:: Task prompt ::
Every record below should be transcribed exactly. Omit the images.

****************************************

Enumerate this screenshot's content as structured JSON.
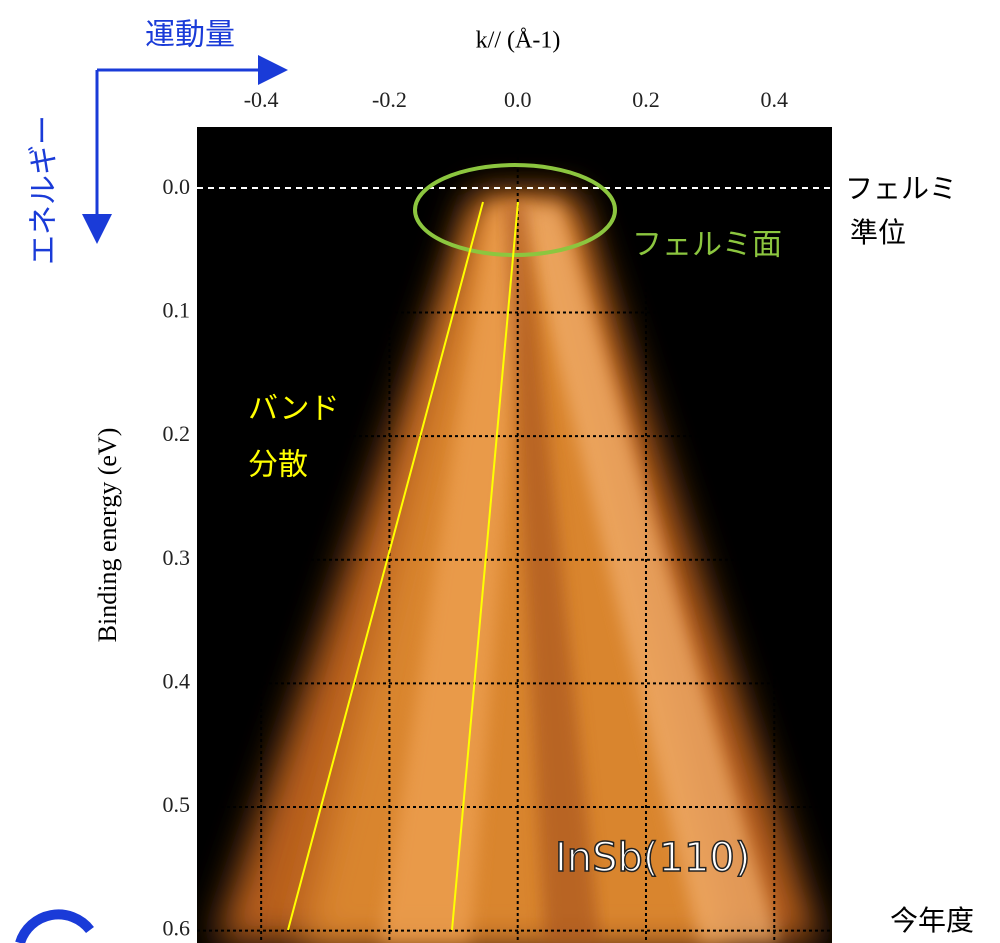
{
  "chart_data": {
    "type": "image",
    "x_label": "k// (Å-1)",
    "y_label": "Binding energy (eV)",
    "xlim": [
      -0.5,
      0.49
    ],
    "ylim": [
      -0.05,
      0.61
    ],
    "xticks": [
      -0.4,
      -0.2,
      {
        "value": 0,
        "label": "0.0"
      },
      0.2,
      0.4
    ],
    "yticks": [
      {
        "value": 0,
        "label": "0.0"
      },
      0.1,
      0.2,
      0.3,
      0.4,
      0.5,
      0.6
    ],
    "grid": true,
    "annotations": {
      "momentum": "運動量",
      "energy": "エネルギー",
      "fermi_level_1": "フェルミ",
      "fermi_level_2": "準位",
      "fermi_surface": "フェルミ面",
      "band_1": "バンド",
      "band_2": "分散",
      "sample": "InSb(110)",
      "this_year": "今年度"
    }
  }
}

****************************************

:: Worked solution ::
Enumerate this screenshot's content as structured JSON.
{
  "chart_data": {
    "type": "image",
    "x_label": "k// (Å-1)",
    "y_label": "Binding energy (eV)",
    "xlim": [
      -0.5,
      0.49
    ],
    "ylim": [
      -0.05,
      0.61
    ],
    "xticks": [
      -0.4,
      -0.2,
      {
        "value": 0,
        "label": "0.0"
      },
      0.2,
      0.4
    ],
    "yticks": [
      {
        "value": 0,
        "label": "0.0"
      },
      0.1,
      0.2,
      0.3,
      0.4,
      0.5,
      0.6
    ],
    "grid": true,
    "annotations": {
      "momentum": "運動量",
      "energy": "エネルギー",
      "fermi_level_1": "フェルミ",
      "fermi_level_2": "準位",
      "fermi_surface": "フェルミ面",
      "band_1": "バンド",
      "band_2": "分散",
      "sample": "InSb(110)",
      "this_year": "今年度"
    }
  }
}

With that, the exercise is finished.